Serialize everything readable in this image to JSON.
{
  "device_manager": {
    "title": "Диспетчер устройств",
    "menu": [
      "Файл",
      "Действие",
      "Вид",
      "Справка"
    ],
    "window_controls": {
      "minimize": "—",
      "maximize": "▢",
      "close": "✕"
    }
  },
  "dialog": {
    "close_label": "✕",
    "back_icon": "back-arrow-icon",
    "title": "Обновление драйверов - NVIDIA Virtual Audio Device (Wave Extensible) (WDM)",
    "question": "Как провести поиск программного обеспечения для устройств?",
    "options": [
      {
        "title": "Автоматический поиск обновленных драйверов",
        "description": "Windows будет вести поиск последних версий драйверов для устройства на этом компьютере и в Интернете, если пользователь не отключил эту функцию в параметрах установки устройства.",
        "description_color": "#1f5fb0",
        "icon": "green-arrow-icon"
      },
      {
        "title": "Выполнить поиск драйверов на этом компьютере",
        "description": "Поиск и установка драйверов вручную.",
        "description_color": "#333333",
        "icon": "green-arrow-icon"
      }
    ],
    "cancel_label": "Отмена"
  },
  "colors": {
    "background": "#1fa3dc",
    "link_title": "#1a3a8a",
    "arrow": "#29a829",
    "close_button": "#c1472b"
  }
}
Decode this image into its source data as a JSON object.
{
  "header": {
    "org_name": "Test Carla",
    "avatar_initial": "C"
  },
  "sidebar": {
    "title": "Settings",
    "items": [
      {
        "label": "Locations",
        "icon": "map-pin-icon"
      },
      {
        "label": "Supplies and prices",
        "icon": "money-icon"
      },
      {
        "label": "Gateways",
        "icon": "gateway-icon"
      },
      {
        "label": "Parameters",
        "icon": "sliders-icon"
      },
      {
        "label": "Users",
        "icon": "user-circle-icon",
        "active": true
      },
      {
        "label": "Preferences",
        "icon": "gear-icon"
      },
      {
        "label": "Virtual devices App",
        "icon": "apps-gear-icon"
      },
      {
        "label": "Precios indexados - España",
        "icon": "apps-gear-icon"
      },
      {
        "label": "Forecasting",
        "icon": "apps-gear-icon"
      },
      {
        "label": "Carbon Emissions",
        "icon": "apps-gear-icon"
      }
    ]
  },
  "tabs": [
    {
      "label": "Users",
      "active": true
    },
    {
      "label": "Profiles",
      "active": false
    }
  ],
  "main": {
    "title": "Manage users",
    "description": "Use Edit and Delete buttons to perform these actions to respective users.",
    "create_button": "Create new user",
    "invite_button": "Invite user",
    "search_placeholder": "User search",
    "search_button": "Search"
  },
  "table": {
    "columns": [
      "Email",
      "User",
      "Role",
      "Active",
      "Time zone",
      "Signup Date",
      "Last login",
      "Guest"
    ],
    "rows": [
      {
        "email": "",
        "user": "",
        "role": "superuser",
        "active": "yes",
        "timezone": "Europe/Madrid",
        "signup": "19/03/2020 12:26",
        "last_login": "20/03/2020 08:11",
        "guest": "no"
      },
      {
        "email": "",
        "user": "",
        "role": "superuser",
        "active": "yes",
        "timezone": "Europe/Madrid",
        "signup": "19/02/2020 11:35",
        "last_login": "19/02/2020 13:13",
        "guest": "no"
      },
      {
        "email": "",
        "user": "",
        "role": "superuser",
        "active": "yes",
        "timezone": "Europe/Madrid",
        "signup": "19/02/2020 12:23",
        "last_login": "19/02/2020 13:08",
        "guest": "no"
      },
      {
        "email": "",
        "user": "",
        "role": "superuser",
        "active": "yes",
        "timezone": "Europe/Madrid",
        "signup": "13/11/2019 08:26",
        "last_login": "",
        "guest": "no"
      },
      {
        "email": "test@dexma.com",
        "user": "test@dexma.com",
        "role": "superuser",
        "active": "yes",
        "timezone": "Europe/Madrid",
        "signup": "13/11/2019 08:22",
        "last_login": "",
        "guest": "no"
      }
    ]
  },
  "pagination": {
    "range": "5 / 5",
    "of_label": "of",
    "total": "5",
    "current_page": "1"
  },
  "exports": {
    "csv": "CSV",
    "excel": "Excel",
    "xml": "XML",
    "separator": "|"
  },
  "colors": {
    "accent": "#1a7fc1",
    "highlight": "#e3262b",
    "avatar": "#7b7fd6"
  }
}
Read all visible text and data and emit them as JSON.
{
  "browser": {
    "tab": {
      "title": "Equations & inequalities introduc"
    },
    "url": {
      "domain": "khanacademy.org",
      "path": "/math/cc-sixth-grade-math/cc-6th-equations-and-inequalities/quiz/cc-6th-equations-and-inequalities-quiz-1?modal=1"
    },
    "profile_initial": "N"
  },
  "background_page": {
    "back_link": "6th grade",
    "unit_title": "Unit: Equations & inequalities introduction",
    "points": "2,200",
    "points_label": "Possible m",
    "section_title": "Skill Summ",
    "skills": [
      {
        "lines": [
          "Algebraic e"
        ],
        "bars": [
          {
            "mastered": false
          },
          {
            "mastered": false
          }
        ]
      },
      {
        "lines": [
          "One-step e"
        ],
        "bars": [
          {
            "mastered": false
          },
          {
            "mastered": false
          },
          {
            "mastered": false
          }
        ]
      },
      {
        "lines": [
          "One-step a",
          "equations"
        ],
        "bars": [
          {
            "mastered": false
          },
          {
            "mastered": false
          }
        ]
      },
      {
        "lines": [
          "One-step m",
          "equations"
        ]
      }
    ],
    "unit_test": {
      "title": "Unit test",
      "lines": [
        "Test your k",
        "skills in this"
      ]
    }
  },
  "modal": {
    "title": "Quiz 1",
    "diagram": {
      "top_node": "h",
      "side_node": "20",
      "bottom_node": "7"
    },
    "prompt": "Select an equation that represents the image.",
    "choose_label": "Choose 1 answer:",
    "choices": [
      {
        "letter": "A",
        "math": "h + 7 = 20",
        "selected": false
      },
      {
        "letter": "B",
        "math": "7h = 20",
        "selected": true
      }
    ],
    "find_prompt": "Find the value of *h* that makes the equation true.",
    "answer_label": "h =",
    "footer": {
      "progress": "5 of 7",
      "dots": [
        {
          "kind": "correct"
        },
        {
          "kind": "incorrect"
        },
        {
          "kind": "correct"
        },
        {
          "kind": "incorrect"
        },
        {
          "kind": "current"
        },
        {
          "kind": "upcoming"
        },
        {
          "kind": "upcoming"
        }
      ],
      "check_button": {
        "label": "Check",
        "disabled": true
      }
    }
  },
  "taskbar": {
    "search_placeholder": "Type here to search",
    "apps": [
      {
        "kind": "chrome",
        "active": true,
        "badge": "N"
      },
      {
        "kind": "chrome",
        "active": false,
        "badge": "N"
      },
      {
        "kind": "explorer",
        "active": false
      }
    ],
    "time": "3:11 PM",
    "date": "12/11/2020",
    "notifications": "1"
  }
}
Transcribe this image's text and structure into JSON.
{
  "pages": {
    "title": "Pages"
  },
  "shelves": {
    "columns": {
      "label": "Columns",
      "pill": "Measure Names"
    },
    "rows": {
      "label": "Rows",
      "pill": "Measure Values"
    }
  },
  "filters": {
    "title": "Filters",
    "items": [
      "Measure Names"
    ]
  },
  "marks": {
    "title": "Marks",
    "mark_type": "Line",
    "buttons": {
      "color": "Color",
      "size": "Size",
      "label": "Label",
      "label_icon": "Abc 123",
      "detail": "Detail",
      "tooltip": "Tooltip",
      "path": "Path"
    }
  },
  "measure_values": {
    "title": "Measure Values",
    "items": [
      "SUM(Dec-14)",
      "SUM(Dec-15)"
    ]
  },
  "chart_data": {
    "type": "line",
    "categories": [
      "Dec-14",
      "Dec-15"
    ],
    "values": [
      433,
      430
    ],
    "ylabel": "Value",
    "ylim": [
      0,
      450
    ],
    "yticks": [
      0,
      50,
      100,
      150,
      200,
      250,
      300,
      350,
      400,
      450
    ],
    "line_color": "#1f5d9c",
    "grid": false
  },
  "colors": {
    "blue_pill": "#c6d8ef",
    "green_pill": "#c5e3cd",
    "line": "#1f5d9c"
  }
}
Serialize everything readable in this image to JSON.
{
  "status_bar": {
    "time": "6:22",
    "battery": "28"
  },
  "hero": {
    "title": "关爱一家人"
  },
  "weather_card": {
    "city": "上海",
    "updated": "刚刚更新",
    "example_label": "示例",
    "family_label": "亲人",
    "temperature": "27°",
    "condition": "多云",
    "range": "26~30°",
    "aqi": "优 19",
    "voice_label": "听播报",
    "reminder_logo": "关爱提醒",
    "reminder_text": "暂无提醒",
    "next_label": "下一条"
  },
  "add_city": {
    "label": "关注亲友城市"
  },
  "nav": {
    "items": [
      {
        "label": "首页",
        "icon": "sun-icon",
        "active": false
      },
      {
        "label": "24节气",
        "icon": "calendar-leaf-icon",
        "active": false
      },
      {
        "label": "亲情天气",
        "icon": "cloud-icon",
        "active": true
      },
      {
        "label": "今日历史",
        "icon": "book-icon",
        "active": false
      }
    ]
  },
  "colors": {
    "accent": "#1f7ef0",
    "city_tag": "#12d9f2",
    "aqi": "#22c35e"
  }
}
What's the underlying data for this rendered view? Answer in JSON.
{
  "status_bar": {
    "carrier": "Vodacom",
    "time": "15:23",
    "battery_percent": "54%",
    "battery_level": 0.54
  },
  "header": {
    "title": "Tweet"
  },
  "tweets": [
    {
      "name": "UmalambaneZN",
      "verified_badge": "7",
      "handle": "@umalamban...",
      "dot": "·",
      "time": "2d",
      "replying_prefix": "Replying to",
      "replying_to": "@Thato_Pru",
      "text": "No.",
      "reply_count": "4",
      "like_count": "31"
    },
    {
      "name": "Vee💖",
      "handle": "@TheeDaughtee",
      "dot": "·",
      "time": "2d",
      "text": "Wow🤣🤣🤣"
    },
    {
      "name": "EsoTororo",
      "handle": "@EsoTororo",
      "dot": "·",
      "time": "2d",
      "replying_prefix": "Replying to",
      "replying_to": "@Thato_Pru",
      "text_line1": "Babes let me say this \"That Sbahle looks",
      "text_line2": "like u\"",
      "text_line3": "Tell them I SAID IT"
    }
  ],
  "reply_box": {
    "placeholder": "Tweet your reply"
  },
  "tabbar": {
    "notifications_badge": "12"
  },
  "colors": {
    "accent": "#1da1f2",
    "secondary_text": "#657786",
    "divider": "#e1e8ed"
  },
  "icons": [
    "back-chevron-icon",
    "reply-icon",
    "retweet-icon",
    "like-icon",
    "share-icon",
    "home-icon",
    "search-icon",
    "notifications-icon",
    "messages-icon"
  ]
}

□ □ □ □ □ □ □

Exercise goal
From the entries above, collect every line with the string "этом" in it.

The result
        "description": "Windows будет вести поиск последних версий драйверов для устройства на этом компьютере и в Интернете, если пользователь не отключил эту функцию в параметрах установки устройства.",
        "title": "Выполнить поиск драйверов на этом компьютере",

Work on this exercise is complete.